╭──

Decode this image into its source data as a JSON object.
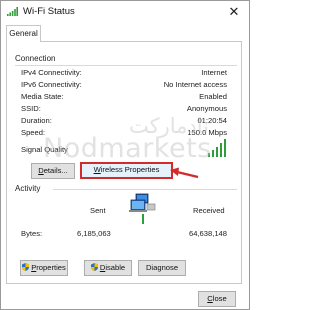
{
  "window": {
    "title": "Wi-Fi Status",
    "close_glyph": "✕"
  },
  "tabs": [
    {
      "label": "General"
    }
  ],
  "connection": {
    "heading": "Connection",
    "rows": [
      {
        "label": "IPv4 Connectivity:",
        "value": "Internet"
      },
      {
        "label": "IPv6 Connectivity:",
        "value": "No Internet access"
      },
      {
        "label": "Media State:",
        "value": "Enabled"
      },
      {
        "label": "SSID:",
        "value": "Anonymous"
      },
      {
        "label": "Duration:",
        "value": "01:20:54"
      },
      {
        "label": "Speed:",
        "value": "150.0 Mbps"
      }
    ],
    "signal_label": "Signal Quality",
    "signal_bars_filled": 5,
    "signal_bars_total": 5,
    "details_button": {
      "pre": "",
      "accel": "D",
      "post": "etails..."
    },
    "wireless_button": {
      "pre": "",
      "accel": "W",
      "post": "ireless Properties"
    }
  },
  "activity": {
    "heading": "Activity",
    "sent_label": "Sent",
    "received_label": "Received",
    "bytes_label": "Bytes:",
    "bytes_sent": "6,185,063",
    "bytes_received": "64,638,148"
  },
  "actions": {
    "properties": {
      "pre": "",
      "accel": "P",
      "post": "roperties"
    },
    "disable": {
      "pre": "",
      "accel": "D",
      "post": "isable"
    },
    "diagnose": {
      "label": "Diagnose"
    }
  },
  "footer": {
    "close": {
      "pre": "",
      "accel": "C",
      "post": "lose"
    }
  },
  "watermark": {
    "latin": "Nodmarkets",
    "persian": "نادمارکت"
  },
  "colors": {
    "signal_green": "#2e9e3a",
    "highlight_red": "#d12c2c",
    "shield_blue": "#2a6fc9",
    "shield_yellow": "#f2c200"
  },
  "icons": {
    "title": "wifi-signal-icon",
    "activity": "network-computer-icon",
    "annotation": "red-arrow-icon"
  }
}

╰──

Can you restate all the records above word for word while dropping the pictures?

Decode this image into its source data as a JSON object.
{
  "window": {
    "title": "Wi-Fi Status",
    "close_glyph": "✕"
  },
  "tabs": [
    {
      "label": "General"
    }
  ],
  "connection": {
    "heading": "Connection",
    "rows": [
      {
        "label": "IPv4 Connectivity:",
        "value": "Internet"
      },
      {
        "label": "IPv6 Connectivity:",
        "value": "No Internet access"
      },
      {
        "label": "Media State:",
        "value": "Enabled"
      },
      {
        "label": "SSID:",
        "value": "Anonymous"
      },
      {
        "label": "Duration:",
        "value": "01:20:54"
      },
      {
        "label": "Speed:",
        "value": "150.0 Mbps"
      }
    ],
    "signal_label": "Signal Quality",
    "signal_bars_filled": 5,
    "signal_bars_total": 5,
    "details_button": {
      "pre": "",
      "accel": "D",
      "post": "etails..."
    },
    "wireless_button": {
      "pre": "",
      "accel": "W",
      "post": "ireless Properties"
    }
  },
  "activity": {
    "heading": "Activity",
    "sent_label": "Sent",
    "received_label": "Received",
    "bytes_label": "Bytes:",
    "bytes_sent": "6,185,063",
    "bytes_received": "64,638,148"
  },
  "actions": {
    "properties": {
      "pre": "",
      "accel": "P",
      "post": "roperties"
    },
    "disable": {
      "pre": "",
      "accel": "D",
      "post": "isable"
    },
    "diagnose": {
      "label": "Diagnose"
    }
  },
  "footer": {
    "close": {
      "pre": "",
      "accel": "C",
      "post": "lose"
    }
  },
  "watermark": {
    "latin": "Nodmarkets",
    "persian": "نادمارکت"
  },
  "colors": {
    "signal_green": "#2e9e3a",
    "highlight_red": "#d12c2c",
    "shield_blue": "#2a6fc9",
    "shield_yellow": "#f2c200"
  },
  "icons": {
    "title": "wifi-signal-icon",
    "activity": "network-computer-icon",
    "annotation": "red-arrow-icon"
  }
}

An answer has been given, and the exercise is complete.